* What to do:
Check every line of the entries for "error", and copy the lines that hold it.

* Extracted records:
** Start **

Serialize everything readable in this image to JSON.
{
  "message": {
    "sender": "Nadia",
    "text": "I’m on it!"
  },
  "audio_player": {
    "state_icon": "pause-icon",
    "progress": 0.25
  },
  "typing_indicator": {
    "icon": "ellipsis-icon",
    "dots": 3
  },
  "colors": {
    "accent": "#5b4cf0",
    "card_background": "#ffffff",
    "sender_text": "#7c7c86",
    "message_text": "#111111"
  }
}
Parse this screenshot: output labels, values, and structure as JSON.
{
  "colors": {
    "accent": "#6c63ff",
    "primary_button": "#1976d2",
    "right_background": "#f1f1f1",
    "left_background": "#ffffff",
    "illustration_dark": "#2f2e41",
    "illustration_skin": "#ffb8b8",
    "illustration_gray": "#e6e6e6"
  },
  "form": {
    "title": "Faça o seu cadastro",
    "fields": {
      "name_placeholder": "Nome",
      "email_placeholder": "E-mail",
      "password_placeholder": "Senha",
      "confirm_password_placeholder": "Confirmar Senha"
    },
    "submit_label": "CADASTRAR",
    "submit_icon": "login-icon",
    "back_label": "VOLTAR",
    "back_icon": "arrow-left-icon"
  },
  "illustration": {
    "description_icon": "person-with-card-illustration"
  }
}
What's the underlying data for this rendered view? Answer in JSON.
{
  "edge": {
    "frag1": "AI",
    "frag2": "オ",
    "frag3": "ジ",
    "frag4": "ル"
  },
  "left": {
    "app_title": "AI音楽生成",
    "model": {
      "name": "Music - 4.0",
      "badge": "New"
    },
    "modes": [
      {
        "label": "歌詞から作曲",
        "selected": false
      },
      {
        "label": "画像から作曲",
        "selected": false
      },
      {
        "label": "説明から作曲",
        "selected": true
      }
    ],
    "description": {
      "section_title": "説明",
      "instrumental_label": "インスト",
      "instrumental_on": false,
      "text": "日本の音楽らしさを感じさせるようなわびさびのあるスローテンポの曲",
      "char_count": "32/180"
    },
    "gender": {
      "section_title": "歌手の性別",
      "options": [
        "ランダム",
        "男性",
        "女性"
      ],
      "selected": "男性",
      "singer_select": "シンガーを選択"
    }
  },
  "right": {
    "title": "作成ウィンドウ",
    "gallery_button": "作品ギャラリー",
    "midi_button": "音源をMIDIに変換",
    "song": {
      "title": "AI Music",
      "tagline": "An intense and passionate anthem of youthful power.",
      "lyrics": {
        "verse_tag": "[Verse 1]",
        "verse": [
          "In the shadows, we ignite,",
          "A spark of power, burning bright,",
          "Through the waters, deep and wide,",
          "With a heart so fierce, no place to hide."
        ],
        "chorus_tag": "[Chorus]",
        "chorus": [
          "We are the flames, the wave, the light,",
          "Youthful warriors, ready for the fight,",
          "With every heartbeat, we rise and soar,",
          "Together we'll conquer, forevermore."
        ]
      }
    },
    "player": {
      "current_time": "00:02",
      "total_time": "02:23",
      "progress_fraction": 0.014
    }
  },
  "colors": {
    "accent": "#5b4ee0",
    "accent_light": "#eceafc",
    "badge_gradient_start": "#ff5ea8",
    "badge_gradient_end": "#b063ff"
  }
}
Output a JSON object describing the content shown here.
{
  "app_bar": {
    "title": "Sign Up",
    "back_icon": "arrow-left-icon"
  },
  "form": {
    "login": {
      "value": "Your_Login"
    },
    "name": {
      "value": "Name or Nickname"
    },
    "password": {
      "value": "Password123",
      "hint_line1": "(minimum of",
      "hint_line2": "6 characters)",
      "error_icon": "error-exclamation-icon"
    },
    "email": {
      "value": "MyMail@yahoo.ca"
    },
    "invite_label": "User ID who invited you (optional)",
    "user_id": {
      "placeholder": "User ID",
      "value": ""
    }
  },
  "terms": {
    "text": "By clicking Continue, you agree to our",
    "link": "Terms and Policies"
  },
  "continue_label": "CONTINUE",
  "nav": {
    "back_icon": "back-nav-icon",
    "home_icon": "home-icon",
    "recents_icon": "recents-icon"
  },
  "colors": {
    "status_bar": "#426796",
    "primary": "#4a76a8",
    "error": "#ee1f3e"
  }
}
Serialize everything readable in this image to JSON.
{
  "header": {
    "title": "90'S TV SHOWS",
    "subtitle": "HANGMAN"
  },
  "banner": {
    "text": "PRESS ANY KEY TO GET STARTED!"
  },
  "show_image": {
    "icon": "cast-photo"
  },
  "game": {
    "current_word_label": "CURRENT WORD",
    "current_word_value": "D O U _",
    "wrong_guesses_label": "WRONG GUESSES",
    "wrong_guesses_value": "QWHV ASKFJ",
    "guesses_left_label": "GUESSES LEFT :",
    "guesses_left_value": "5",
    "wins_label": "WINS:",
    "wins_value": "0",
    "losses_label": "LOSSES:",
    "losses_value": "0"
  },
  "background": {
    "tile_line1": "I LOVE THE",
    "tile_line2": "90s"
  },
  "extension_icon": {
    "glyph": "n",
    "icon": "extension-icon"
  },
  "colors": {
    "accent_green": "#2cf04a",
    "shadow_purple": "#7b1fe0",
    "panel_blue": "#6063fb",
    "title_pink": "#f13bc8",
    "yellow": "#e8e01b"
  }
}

** End **

* Final result:
      "error_icon": "error-exclamation-icon"
    "error": "#ee1f3e"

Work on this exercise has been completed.